## WORK TO DO
Count every line where "median" shows up, and give that number only.

## RECORDS SHOWN
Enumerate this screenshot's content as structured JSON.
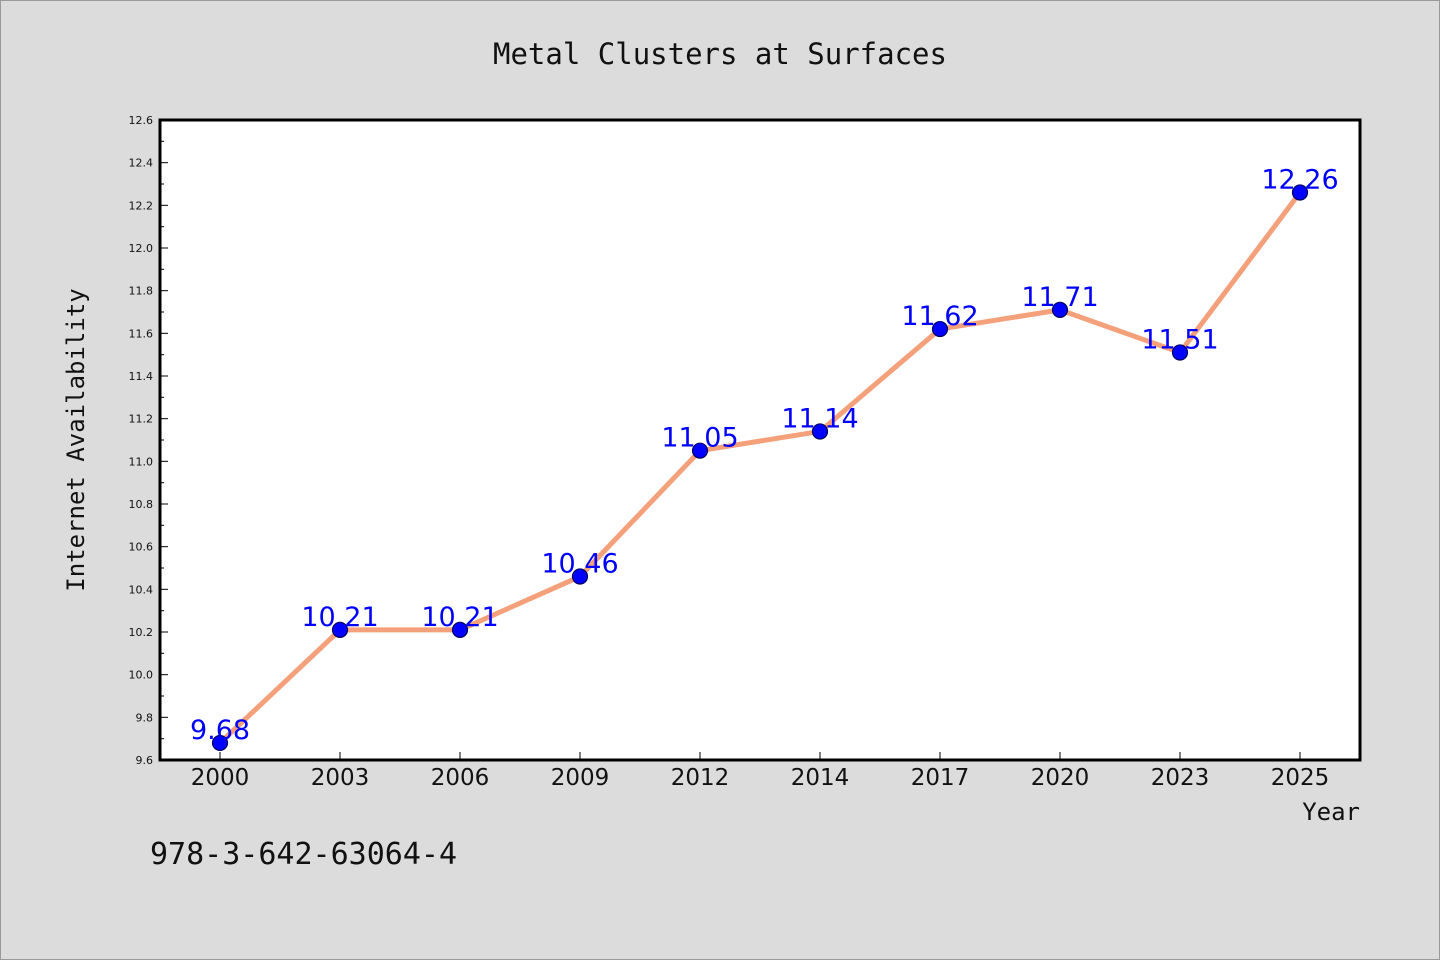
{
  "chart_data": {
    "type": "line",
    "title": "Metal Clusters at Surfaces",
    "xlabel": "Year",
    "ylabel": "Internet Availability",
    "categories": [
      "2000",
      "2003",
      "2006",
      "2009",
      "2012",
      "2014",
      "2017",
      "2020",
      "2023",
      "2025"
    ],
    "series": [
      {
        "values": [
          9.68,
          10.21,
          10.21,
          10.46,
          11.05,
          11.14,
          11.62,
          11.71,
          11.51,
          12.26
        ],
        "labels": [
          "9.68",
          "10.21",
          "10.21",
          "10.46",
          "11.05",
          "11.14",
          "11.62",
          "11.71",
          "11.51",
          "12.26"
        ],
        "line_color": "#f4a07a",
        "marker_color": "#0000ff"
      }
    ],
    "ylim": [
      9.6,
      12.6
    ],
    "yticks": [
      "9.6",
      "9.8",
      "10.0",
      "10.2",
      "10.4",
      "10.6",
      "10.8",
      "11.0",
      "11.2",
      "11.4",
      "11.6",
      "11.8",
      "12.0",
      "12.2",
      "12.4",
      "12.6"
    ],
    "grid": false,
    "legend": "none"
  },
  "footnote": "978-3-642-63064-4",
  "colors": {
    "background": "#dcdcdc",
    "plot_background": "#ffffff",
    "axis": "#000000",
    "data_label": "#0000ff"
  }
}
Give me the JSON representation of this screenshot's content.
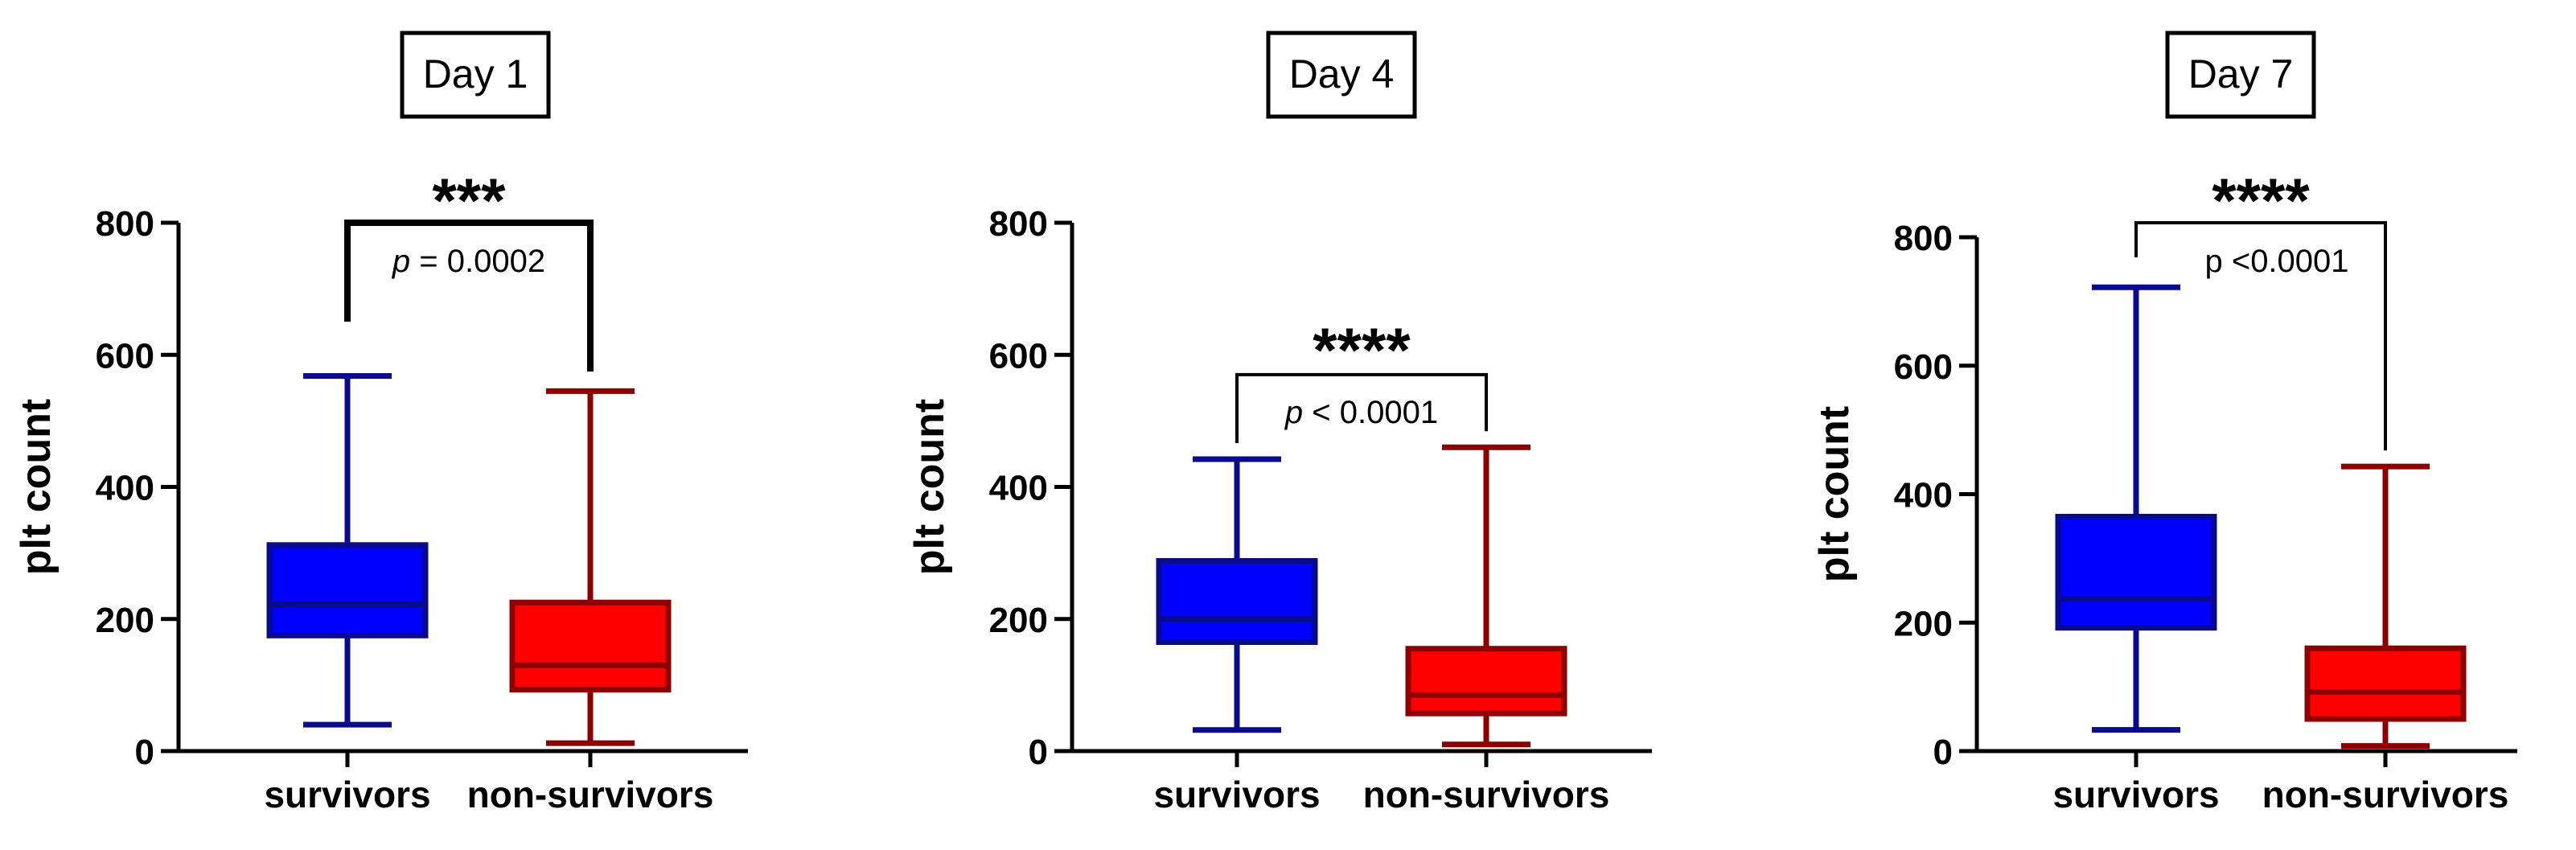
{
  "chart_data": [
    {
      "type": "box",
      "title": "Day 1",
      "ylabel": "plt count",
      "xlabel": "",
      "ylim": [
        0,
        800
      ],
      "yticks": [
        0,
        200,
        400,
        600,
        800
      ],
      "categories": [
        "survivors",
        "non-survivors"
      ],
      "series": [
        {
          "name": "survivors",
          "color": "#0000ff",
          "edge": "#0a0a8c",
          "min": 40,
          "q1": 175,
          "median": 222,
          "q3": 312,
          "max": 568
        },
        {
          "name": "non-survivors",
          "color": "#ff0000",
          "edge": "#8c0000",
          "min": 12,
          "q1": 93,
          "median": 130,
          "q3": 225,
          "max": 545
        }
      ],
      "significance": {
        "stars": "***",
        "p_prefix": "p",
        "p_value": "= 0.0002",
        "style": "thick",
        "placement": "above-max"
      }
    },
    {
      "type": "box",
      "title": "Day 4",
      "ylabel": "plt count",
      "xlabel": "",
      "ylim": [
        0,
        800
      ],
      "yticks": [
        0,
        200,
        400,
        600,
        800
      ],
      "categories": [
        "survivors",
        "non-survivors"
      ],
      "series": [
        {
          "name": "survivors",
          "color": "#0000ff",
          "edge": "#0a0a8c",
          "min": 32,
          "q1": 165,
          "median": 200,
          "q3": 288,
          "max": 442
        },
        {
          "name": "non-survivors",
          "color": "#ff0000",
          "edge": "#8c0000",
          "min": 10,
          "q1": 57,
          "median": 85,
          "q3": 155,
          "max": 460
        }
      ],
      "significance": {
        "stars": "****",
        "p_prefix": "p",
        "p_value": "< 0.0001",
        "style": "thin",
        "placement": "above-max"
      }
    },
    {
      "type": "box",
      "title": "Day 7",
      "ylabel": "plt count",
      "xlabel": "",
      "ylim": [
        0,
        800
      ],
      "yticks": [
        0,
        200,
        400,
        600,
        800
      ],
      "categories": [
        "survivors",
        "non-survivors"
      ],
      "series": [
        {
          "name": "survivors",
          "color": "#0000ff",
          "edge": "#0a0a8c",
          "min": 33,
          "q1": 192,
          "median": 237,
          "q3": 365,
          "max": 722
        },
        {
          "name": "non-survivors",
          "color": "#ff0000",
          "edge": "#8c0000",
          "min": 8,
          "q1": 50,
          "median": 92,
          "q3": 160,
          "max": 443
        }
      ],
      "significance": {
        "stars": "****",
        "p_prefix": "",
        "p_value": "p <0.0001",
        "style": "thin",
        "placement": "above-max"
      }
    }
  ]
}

## EXERCISE RESULT
6